**Exercise directions:** Set down the full listing exactly as given. Any pictures are to be left out.

**Records for processing:**
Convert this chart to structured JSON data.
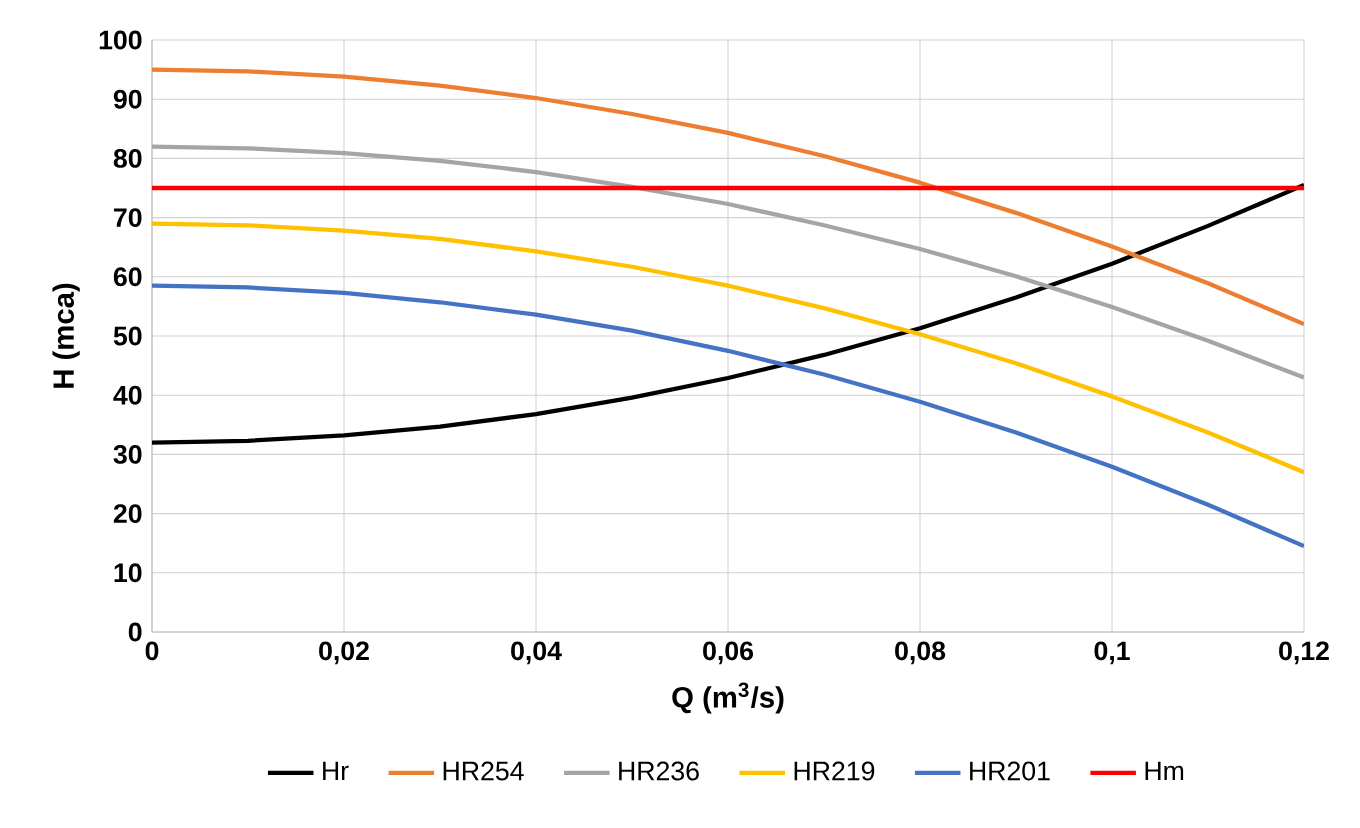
{
  "chart_data": {
    "type": "line",
    "xlabel": "Q (m$^{3}$/s)",
    "ylabel": "H (mca)",
    "x": [
      0,
      0.01,
      0.02,
      0.03,
      0.04,
      0.05,
      0.06,
      0.07,
      0.08,
      0.09,
      0.1,
      0.11,
      0.12
    ],
    "series": [
      {
        "name": "Hr",
        "color": "#000000",
        "values": [
          32,
          32.3,
          33.2,
          34.7,
          36.8,
          39.6,
          42.9,
          46.8,
          51.3,
          56.5,
          62.2,
          68.6,
          75.5
        ]
      },
      {
        "name": "HR254",
        "color": "#ed7d31",
        "values": [
          95,
          94.7,
          93.8,
          92.3,
          90.2,
          87.5,
          84.3,
          80.4,
          75.9,
          70.8,
          65.1,
          58.9,
          52
        ]
      },
      {
        "name": "HR236",
        "color": "#a5a5a5",
        "values": [
          82,
          81.7,
          80.9,
          79.6,
          77.7,
          75.2,
          72.3,
          68.7,
          64.7,
          60.1,
          54.9,
          49.2,
          43
        ]
      },
      {
        "name": "HR219",
        "color": "#ffc000",
        "values": [
          69,
          68.7,
          67.8,
          66.4,
          64.3,
          61.7,
          58.5,
          54.7,
          50.3,
          45.4,
          39.8,
          33.7,
          27
        ]
      },
      {
        "name": "HR201",
        "color": "#4472c4",
        "values": [
          58.5,
          58.2,
          57.3,
          55.7,
          53.6,
          50.9,
          47.5,
          43.5,
          38.9,
          33.7,
          27.9,
          21.5,
          14.5
        ]
      },
      {
        "name": "Hm",
        "color": "#ff0000",
        "x": [
          0,
          0.12
        ],
        "values": [
          75,
          75
        ]
      }
    ],
    "xlim": [
      0,
      0.12
    ],
    "xticks": [
      0,
      {
        "value": 0.02,
        "label": "0,02"
      },
      {
        "value": 0.04,
        "label": "0,04"
      },
      {
        "value": 0.06,
        "label": "0,06"
      },
      {
        "value": 0.08,
        "label": "0,08"
      },
      {
        "value": 0.1,
        "label": "0,1"
      },
      {
        "value": 0.12,
        "label": "0,12"
      }
    ],
    "ylim": [
      0,
      100
    ],
    "yticks": [
      0,
      10,
      20,
      30,
      40,
      50,
      60,
      70,
      80,
      90,
      100
    ],
    "grid": true,
    "legend": "bottom",
    "marker": "none",
    "line_style": "solid"
  }
}
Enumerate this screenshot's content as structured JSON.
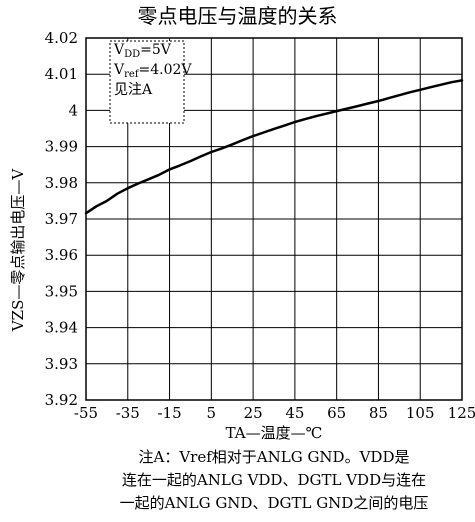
{
  "chart_data": {
    "type": "line",
    "title": "零点电压与温度的关系",
    "xlabel": "TA—温度—℃",
    "ylabel": "VZS—零点输出电压—V",
    "xlim": [
      -55,
      125
    ],
    "ylim": [
      3.92,
      4.02
    ],
    "xticks": [
      -55,
      -35,
      -15,
      5,
      25,
      45,
      65,
      85,
      105,
      125
    ],
    "xtick_labels": [
      "-55",
      "-35",
      "-15",
      "5",
      "25",
      "45",
      "65",
      "85",
      "105",
      "125"
    ],
    "yticks": [
      3.92,
      3.93,
      3.94,
      3.95,
      3.96,
      3.97,
      3.98,
      3.99,
      4.0,
      4.01,
      4.02
    ],
    "ytick_labels": [
      "3.92",
      "3.93",
      "3.94",
      "3.95",
      "3.96",
      "3.97",
      "3.98",
      "3.99",
      "4",
      "4.01",
      "4.02"
    ],
    "grid": true,
    "legend": {
      "position": "top-left",
      "lines": [
        "VDD=5V",
        "Vref=4.02V",
        "见注A"
      ]
    },
    "series": [
      {
        "color": "#000000",
        "x": [
          -55,
          -50,
          -45,
          -40,
          -35,
          -30,
          -25,
          -20,
          -15,
          -10,
          -5,
          0,
          5,
          10,
          15,
          20,
          25,
          30,
          35,
          40,
          45,
          50,
          55,
          60,
          65,
          70,
          75,
          80,
          85,
          90,
          95,
          100,
          105,
          110,
          115,
          120,
          125
        ],
        "y": [
          3.9716,
          3.9735,
          3.975,
          3.977,
          3.9785,
          3.9798,
          3.981,
          3.9822,
          3.9837,
          3.9848,
          3.986,
          3.9873,
          3.9885,
          3.9895,
          3.9906,
          3.9918,
          3.9929,
          3.9939,
          3.9949,
          3.9958,
          3.9968,
          3.9976,
          3.9984,
          3.9991,
          3.9998,
          4.0005,
          4.0012,
          4.0019,
          4.0026,
          4.0034,
          4.0042,
          4.005,
          4.0057,
          4.0064,
          4.0071,
          4.0078,
          4.0083
        ]
      }
    ],
    "note": [
      "注A：Vref相对于ANLG GND。VDD是",
      "连在一起的ANLG VDD、DGTL VDD与连在",
      "一起的ANLG GND、DGTL GND之间的电压"
    ]
  }
}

**Expected answer:**
Convert this chart to structured JSON data.
{
  "chart_data": {
    "type": "line",
    "xlabel": "Q (m$^{3}$/s)",
    "ylabel": "H (mca)",
    "x": [
      0,
      0.01,
      0.02,
      0.03,
      0.04,
      0.05,
      0.06,
      0.07,
      0.08,
      0.09,
      0.1,
      0.11,
      0.12
    ],
    "series": [
      {
        "name": "Hr",
        "color": "#000000",
        "values": [
          32,
          32.3,
          33.2,
          34.7,
          36.8,
          39.6,
          42.9,
          46.8,
          51.3,
          56.5,
          62.2,
          68.6,
          75.5
        ]
      },
      {
        "name": "HR254",
        "color": "#ed7d31",
        "values": [
          95,
          94.7,
          93.8,
          92.3,
          90.2,
          87.5,
          84.3,
          80.4,
          75.9,
          70.8,
          65.1,
          58.9,
          52
        ]
      },
      {
        "name": "HR236",
        "color": "#a5a5a5",
        "values": [
          82,
          81.7,
          80.9,
          79.6,
          77.7,
          75.2,
          72.3,
          68.7,
          64.7,
          60.1,
          54.9,
          49.2,
          43
        ]
      },
      {
        "name": "HR219",
        "color": "#ffc000",
        "values": [
          69,
          68.7,
          67.8,
          66.4,
          64.3,
          61.7,
          58.5,
          54.7,
          50.3,
          45.4,
          39.8,
          33.7,
          27
        ]
      },
      {
        "name": "HR201",
        "color": "#4472c4",
        "values": [
          58.5,
          58.2,
          57.3,
          55.7,
          53.6,
          50.9,
          47.5,
          43.5,
          38.9,
          33.7,
          27.9,
          21.5,
          14.5
        ]
      },
      {
        "name": "Hm",
        "color": "#ff0000",
        "x": [
          0,
          0.12
        ],
        "values": [
          75,
          75
        ]
      }
    ],
    "xlim": [
      0,
      0.12
    ],
    "xticks": [
      0,
      {
        "value": 0.02,
        "label": "0,02"
      },
      {
        "value": 0.04,
        "label": "0,04"
      },
      {
        "value": 0.06,
        "label": "0,06"
      },
      {
        "value": 0.08,
        "label": "0,08"
      },
      {
        "value": 0.1,
        "label": "0,1"
      },
      {
        "value": 0.12,
        "label": "0,12"
      }
    ],
    "ylim": [
      0,
      100
    ],
    "yticks": [
      0,
      10,
      20,
      30,
      40,
      50,
      60,
      70,
      80,
      90,
      100
    ],
    "grid": true,
    "legend": "bottom",
    "marker": "none",
    "line_style": "solid"
  }
}
Enumerate this screenshot's content as structured JSON.
{
  "chart_data": {
    "type": "line",
    "title": "零点电压与温度的关系",
    "xlabel": "TA—温度—℃",
    "ylabel": "VZS—零点输出电压—V",
    "xlim": [
      -55,
      125
    ],
    "ylim": [
      3.92,
      4.02
    ],
    "xticks": [
      -55,
      -35,
      -15,
      5,
      25,
      45,
      65,
      85,
      105,
      125
    ],
    "xtick_labels": [
      "-55",
      "-35",
      "-15",
      "5",
      "25",
      "45",
      "65",
      "85",
      "105",
      "125"
    ],
    "yticks": [
      3.92,
      3.93,
      3.94,
      3.95,
      3.96,
      3.97,
      3.98,
      3.99,
      4.0,
      4.01,
      4.02
    ],
    "ytick_labels": [
      "3.92",
      "3.93",
      "3.94",
      "3.95",
      "3.96",
      "3.97",
      "3.98",
      "3.99",
      "4",
      "4.01",
      "4.02"
    ],
    "grid": true,
    "legend": {
      "position": "top-left",
      "lines": [
        "VDD=5V",
        "Vref=4.02V",
        "见注A"
      ]
    },
    "series": [
      {
        "color": "#000000",
        "x": [
          -55,
          -50,
          -45,
          -40,
          -35,
          -30,
          -25,
          -20,
          -15,
          -10,
          -5,
          0,
          5,
          10,
          15,
          20,
          25,
          30,
          35,
          40,
          45,
          50,
          55,
          60,
          65,
          70,
          75,
          80,
          85,
          90,
          95,
          100,
          105,
          110,
          115,
          120,
          125
        ],
        "y": [
          3.9716,
          3.9735,
          3.975,
          3.977,
          3.9785,
          3.9798,
          3.981,
          3.9822,
          3.9837,
          3.9848,
          3.986,
          3.9873,
          3.9885,
          3.9895,
          3.9906,
          3.9918,
          3.9929,
          3.9939,
          3.9949,
          3.9958,
          3.9968,
          3.9976,
          3.9984,
          3.9991,
          3.9998,
          4.0005,
          4.0012,
          4.0019,
          4.0026,
          4.0034,
          4.0042,
          4.005,
          4.0057,
          4.0064,
          4.0071,
          4.0078,
          4.0083
        ]
      }
    ],
    "note": [
      "注A：Vref相对于ANLG GND。VDD是",
      "连在一起的ANLG VDD、DGTL VDD与连在",
      "一起的ANLG GND、DGTL GND之间的电压"
    ]
  }
}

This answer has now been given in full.